⟨

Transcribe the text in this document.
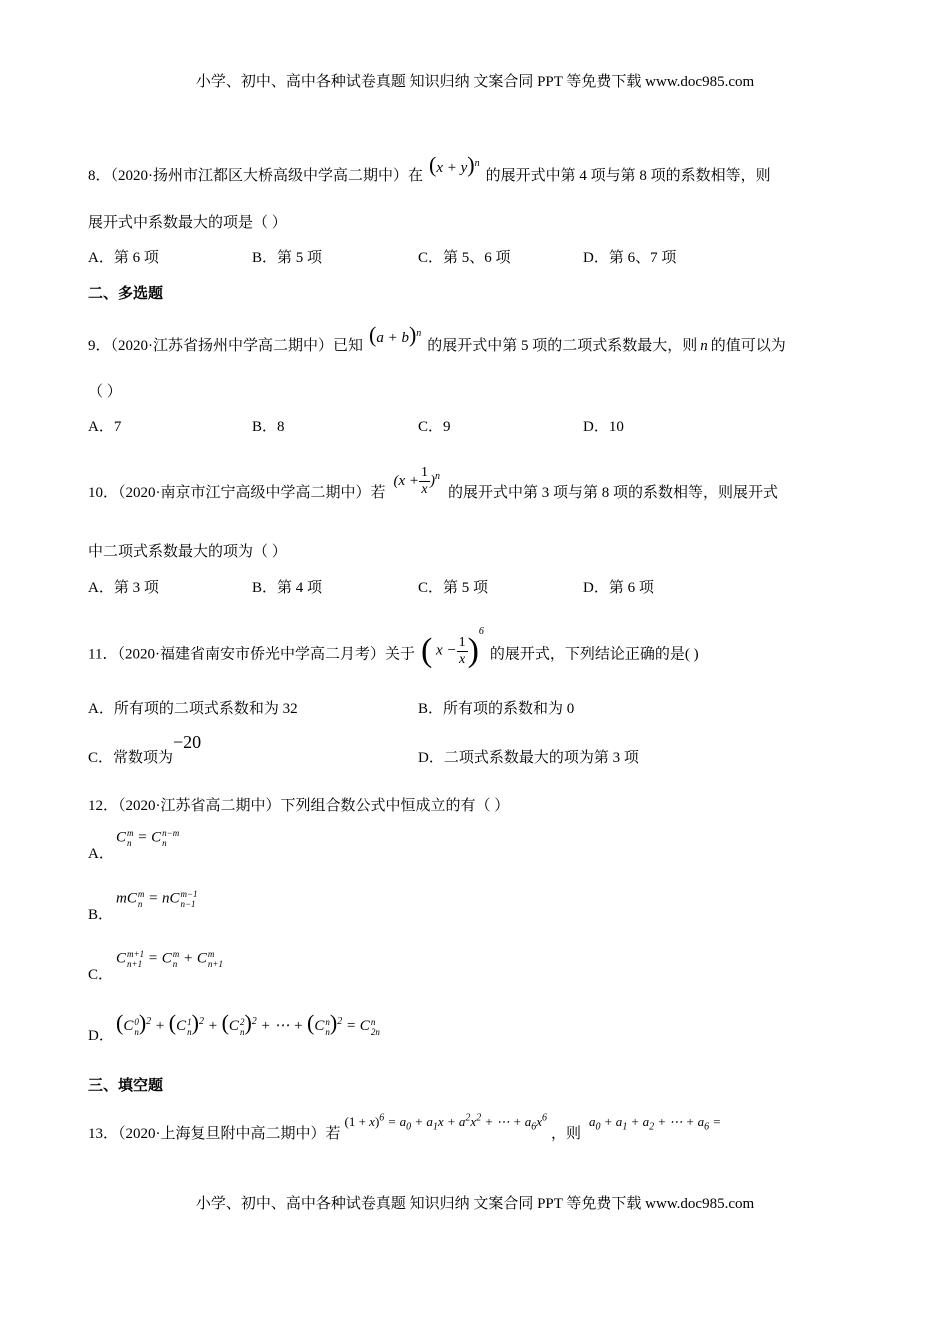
小学、初中、高中各种试卷真题 知识归纳 文案合同 PPT 等免费下载 www.doc985.com
8．（2020·扬州市江都区大桥高级中学高二期中）在 $(x + y)^n$的展开式中第 4 项与第 8 项的系数相等，则
展开式中系数最大的项是（ ）
A．第 6 项	B．第 5 项	C．第 5、6 项	D．第 6、7 项
二、多选题
9．（2020·江苏省扬州中学高二期中）已知 $(a + b)^n$的展开式中第 5 项的二项式系数最大，则 n 的值可以为
（ ）
A．7	B．8	C．9	D．10
10．（2020·南京市江宁高级中学高二期中）若$(x + \frac{1}{x} )^n$的展开式中第 3 项与第 8 项的系数相等，则展开式
中二项式系数最大的项为（ ）
A．第 3 项	B．第 4 项	C．第 5 项	D．第 6 项
11．（2020·福建省南安市侨光中学高二月考）关于 ( $x - \frac{1}{x} )^6$的展开式，下列结论正确的是( )
A．所有项的二项式系数和为 32	B．所有项的系数和为 0
C．常数项为−20
D．二项式系数最大的项为第 3 项
12．（2020·江苏省高二期中）下列组合数公式中恒成立的有（ ）
A．
C m
n = C n−m
n
B．
mC m
n = nC m−1
n−1
C．
C m+1
n+1 = C m
n + C m
n+1
D．
(C 0
n )$^2$ + (C 1
n )$^2$ + (C 2
n )$^2$ + ⋯ + (C n
n )$^2$ = C n
2n
三、填空题
13．（2020·上海复旦附中高二期中）若$(1 + x)^6 = a_0 + a_1x + a^2x^2$ + ⋯ + $a_6x^6$，则$a_0 + a_1 + a_2$ + ⋯ + $a_6$ =
小学、初中、高中各种试卷真题 知识归纳 文案合同 PPT 等免费下载 www.doc985.com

⟩

Task description: Every entry above is to be set down exactly; the pictures are to be left out.

Solution to this exercise:
Transcribe the text in this document.
小学、初中、高中各种试卷真题 知识归纳 文案合同 PPT 等免费下载 www.doc985.com
8．（2020·扬州市江都区大桥高级中学高二期中）在 $(x + y)^n$的展开式中第 4 项与第 8 项的系数相等，则
展开式中系数最大的项是（ ）
A．第 6 项	B．第 5 项	C．第 5、6 项	D．第 6、7 项
二、多选题
9．（2020·江苏省扬州中学高二期中）已知 $(a + b)^n$的展开式中第 5 项的二项式系数最大，则 n 的值可以为
（ ）
A．7	B．8	C．9	D．10
10．（2020·南京市江宁高级中学高二期中）若$(x + \frac{1}{x} )^n$的展开式中第 3 项与第 8 项的系数相等，则展开式
中二项式系数最大的项为（ ）
A．第 3 项	B．第 4 项	C．第 5 项	D．第 6 项
11．（2020·福建省南安市侨光中学高二月考）关于 ( $x - \frac{1}{x} )^6$的展开式，下列结论正确的是( )
A．所有项的二项式系数和为 32	B．所有项的系数和为 0
C．常数项为−20
D．二项式系数最大的项为第 3 项
12．（2020·江苏省高二期中）下列组合数公式中恒成立的有（ ）
A．
C m
n = C n−m
n
B．
mC m
n = nC m−1
n−1
C．
C m+1
n+1 = C m
n + C m
n+1
D．
(C 0
n )$^2$ + (C 1
n )$^2$ + (C 2
n )$^2$ + ⋯ + (C n
n )$^2$ = C n
2n
三、填空题
13．（2020·上海复旦附中高二期中）若$(1 + x)^6 = a_0 + a_1x + a^2x^2$ + ⋯ + $a_6x^6$，则$a_0 + a_1 + a_2$ + ⋯ + $a_6$ =
小学、初中、高中各种试卷真题 知识归纳 文案合同 PPT 等免费下载 www.doc985.com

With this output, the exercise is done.